INFORMATION SHOWN:
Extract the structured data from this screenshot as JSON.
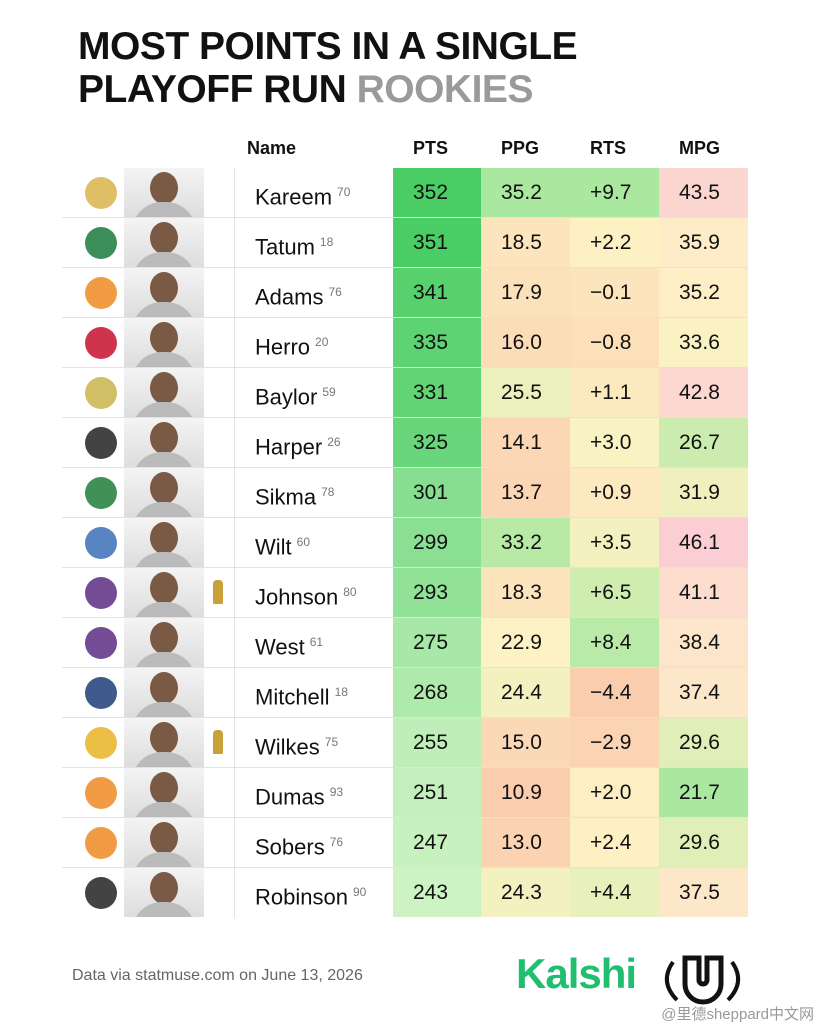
{
  "header": {
    "title_line1": "MOST POINTS IN A SINGLE",
    "title_line2": "PLAYOFF RUN",
    "title_accent": "ROOKIES"
  },
  "table": {
    "columns": [
      "Name",
      "PTS",
      "PPG",
      "RTS",
      "MPG"
    ],
    "rows": [
      {
        "name": "Kareem",
        "year": "70",
        "pts": "352",
        "ppg": "35.2",
        "rts": "+9.7",
        "mpg": "43.5"
      },
      {
        "name": "Tatum",
        "year": "18",
        "pts": "351",
        "ppg": "18.5",
        "rts": "+2.2",
        "mpg": "35.9"
      },
      {
        "name": "Adams",
        "year": "76",
        "pts": "341",
        "ppg": "17.9",
        "rts": "−0.1",
        "mpg": "35.2"
      },
      {
        "name": "Herro",
        "year": "20",
        "pts": "335",
        "ppg": "16.0",
        "rts": "−0.8",
        "mpg": "33.6"
      },
      {
        "name": "Baylor",
        "year": "59",
        "pts": "331",
        "ppg": "25.5",
        "rts": "+1.1",
        "mpg": "42.8"
      },
      {
        "name": "Harper",
        "year": "26",
        "pts": "325",
        "ppg": "14.1",
        "rts": "+3.0",
        "mpg": "26.7"
      },
      {
        "name": "Sikma",
        "year": "78",
        "pts": "301",
        "ppg": "13.7",
        "rts": "+0.9",
        "mpg": "31.9"
      },
      {
        "name": "Wilt",
        "year": "60",
        "pts": "299",
        "ppg": "33.2",
        "rts": "+3.5",
        "mpg": "46.1"
      },
      {
        "name": "Johnson",
        "year": "80",
        "pts": "293",
        "ppg": "18.3",
        "rts": "+6.5",
        "mpg": "41.1",
        "champion": true
      },
      {
        "name": "West",
        "year": "61",
        "pts": "275",
        "ppg": "22.9",
        "rts": "+8.4",
        "mpg": "38.4"
      },
      {
        "name": "Mitchell",
        "year": "18",
        "pts": "268",
        "ppg": "24.4",
        "rts": "−4.4",
        "mpg": "37.4"
      },
      {
        "name": "Wilkes",
        "year": "75",
        "pts": "255",
        "ppg": "15.0",
        "rts": "−2.9",
        "mpg": "29.6",
        "champion": true
      },
      {
        "name": "Dumas",
        "year": "93",
        "pts": "251",
        "ppg": "10.9",
        "rts": "+2.0",
        "mpg": "21.7"
      },
      {
        "name": "Sobers",
        "year": "76",
        "pts": "247",
        "ppg": "13.0",
        "rts": "+2.4",
        "mpg": "29.6"
      },
      {
        "name": "Robinson",
        "year": "90",
        "pts": "243",
        "ppg": "24.3",
        "rts": "+4.4",
        "mpg": "37.5"
      }
    ]
  },
  "footer": {
    "source": "Data via statmuse.com on June 13, 2026",
    "brand": "Kalshi",
    "watermark": "@里德sheppard中文网"
  }
}
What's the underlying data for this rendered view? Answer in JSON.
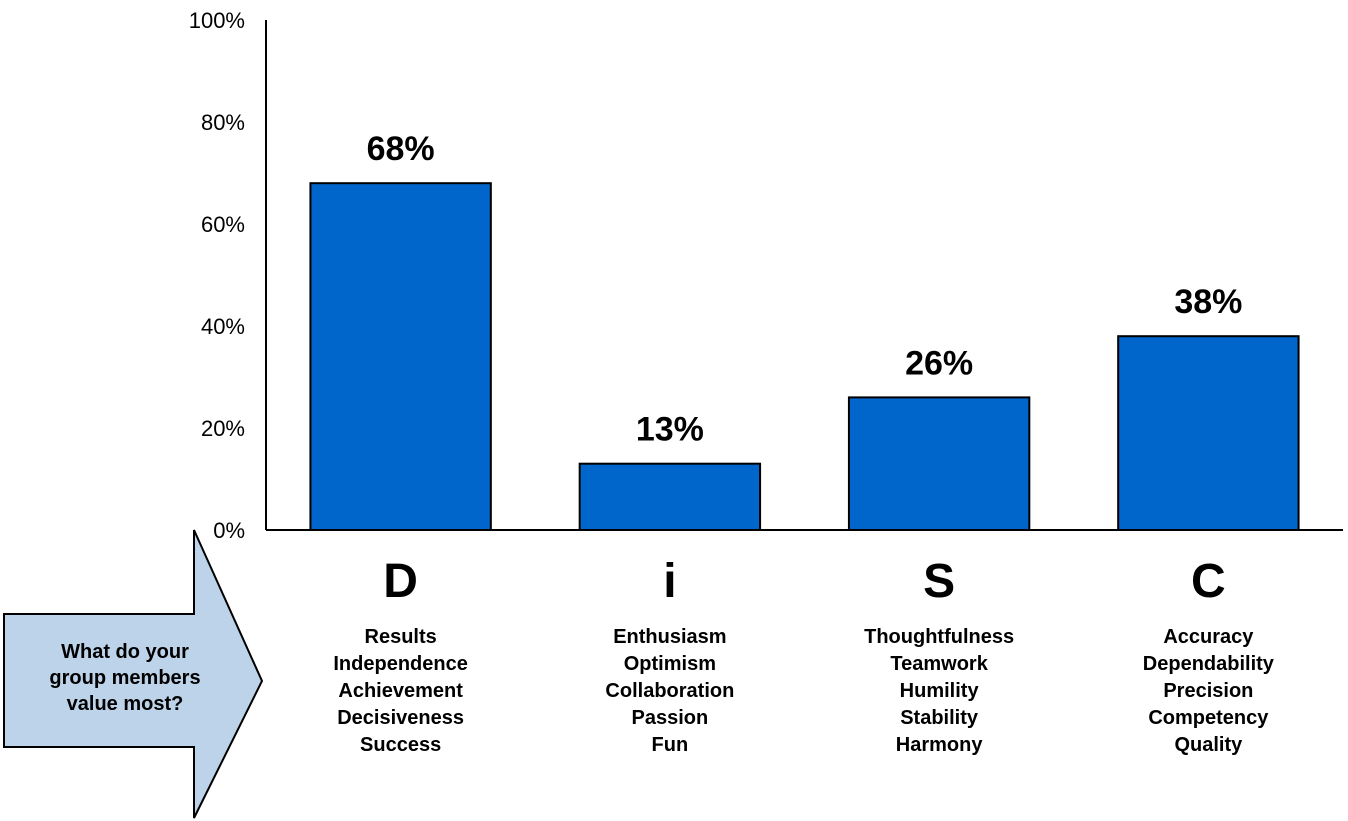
{
  "chart_data": {
    "type": "bar",
    "categories": [
      "D",
      "i",
      "S",
      "C"
    ],
    "values": [
      68,
      13,
      26,
      38
    ],
    "value_labels": [
      "68%",
      "13%",
      "26%",
      "38%"
    ],
    "yticks": [
      "0%",
      "20%",
      "40%",
      "60%",
      "80%",
      "100%"
    ],
    "ylim": [
      0,
      100
    ],
    "bar_color": "#0066cc",
    "grid": false,
    "descriptors": [
      [
        "Results",
        "Independence",
        "Achievement",
        "Decisiveness",
        "Success"
      ],
      [
        "Enthusiasm",
        "Optimism",
        "Collaboration",
        "Passion",
        "Fun"
      ],
      [
        "Thoughtfulness",
        "Teamwork",
        "Humility",
        "Stability",
        "Harmony"
      ],
      [
        "Accuracy",
        "Dependability",
        "Precision",
        "Competency",
        "Quality"
      ]
    ]
  },
  "callout": {
    "lines": [
      "What do your",
      "group members",
      "value most?"
    ],
    "fill_color": "#bdd3ea"
  }
}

WORK REQUIRED:
List all lines holding the string "this".

RESPONSE TO THE TASK:
Extract the structured data from this screenshot as JSON.
What's the underlying data for this rendered view? Answer in JSON.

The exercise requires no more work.